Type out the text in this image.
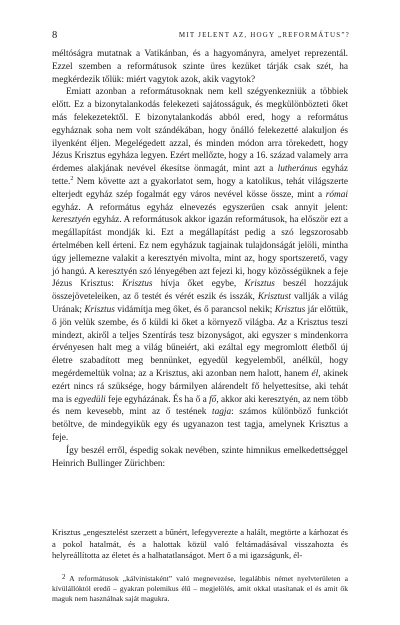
8	MIT JELENT AZ, HOGY „REFORMÁTUS”?

méltóságra mutatnak a Vatikánban, és a hagyományra, amelyet reprezentál. Ezzel szemben a reformátusok szinte üres kezüket tárják csak szét, ha megkérdezik tőlük: miért vagytok azok, akik vagytok?

Emiatt azonban a reformátusoknak nem kell szégyenkezniük a többiek előtt. Ez a bizonytalankodás felekezeti sajátosságuk, és megkülönbözteti őket más felekezetektől. E bizonytalankodás abból ered, hogy a református egyháznak soha nem volt szándékában, hogy önálló felekezetté alakuljon és ilyenként éljen. Megelégedett azzal, és minden módon arra törekedett, hogy Jézus Krisztus egyháza legyen. Ezért mellőzte, hogy a 16. század valamely arra érdemes alakjának nevével ékesítse önmagát, mint azt a lutheránus egyház tette.$^2$ Nem követte azt a gyakorlatot sem, hogy a katolikus, tehát világszerte elterjedt egyház szép fogalmát egy város nevével kösse össze, mint a római egyház. A református egyház elnevezés egyszerűen csak annyit jelent: keresztyén egyház. A reformátusok akkor igazán reformátusok, ha először ezt a megállapítást mondják ki. Ezt a megállapítást pedig a szó legszorosabb értelmében kell érteni. Ez nem egyházuk tagjainak tulajdonságát jelöli, mintha úgy jellemezne valakit a keresztyén mivolta, mint az, hogy sportszerető, vagy jó hangú. A keresztyén szó lényegében azt fejezi ki, hogy közösségüknek a feje Jézus Krisztus: Krisztus hívja őket egybe, Krisztus beszél hozzájuk összejöveteleiken, az ő testét és vérét eszik és isszák, Krisztust vallják a világ Urának; Krisztus vidámítja meg őket, és ő parancsol nekik; Krisztus jár előttük, ő jön velük szembe, és ő küldi ki őket a környező világba. Az a Krisztus teszi mindezt, akiről a teljes Szentírás tesz bizonyságot, aki egyszer s mindenkorra érvényesen halt meg a világ bűneiért, aki ezáltal egy megromlott életből új életre szabadított meg bennünket, egyedül kegyelemből, anélkül, hogy megérdemeltük volna; az a Krisztus, aki azonban nem halott, hanem él, akinek ezért nincs rá szüksége, hogy bármilyen alárendelt fő helyettesítse, aki tehát ma is egyedüli feje egyházának. És ha ő a fő, akkor aki keresztyén, az nem több és nem kevesebb, mint az ő testének tagja: számos különböző funkciót betöltve, de mindegyikük egy és ugyanazon test tagja, amelynek Krisztus a feje.

Így beszél erről, éspedig sokak nevében, szinte himnikus emelkedettséggel Heinrich Bullinger Zürichben:

Krisztus „engesztelést szerzett a bűnért, lefegyverezte a halált, megtörte a kárhozat és a pokol hatalmát, és a halottak közül való feltámadásával visszahozta és helyreállította az életet és a halhatatlanságot. Mert ő a mi igazságunk, él-

$^2$ A reformátusok „kálvinistaként” való megnevezése, legalábbis német nyelvterületen a kívülállóktól eredő – gyakran polemikus élű – megjelölés, amit okkal utasítanak el és amit ők maguk nem használnak saját magukra.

************

_AIM OF THE TASK_.
Go through the material line by line. Show each line that contains the string "szinte".

_RESPONSE TO THE TASK_.
méltóságra mutatnak a Vatikánban, és a hagyományra, amelyet reprezentál. Ezzel szemben a reformátusok szinte üres kezüket tárják csak szét, ha megkérdezik tőlük: miért vagytok azok, akik vagytok?
Így beszél erről, éspedig sokak nevében, szinte himnikus emelkedettséggel Heinrich Bullinger Zürichben:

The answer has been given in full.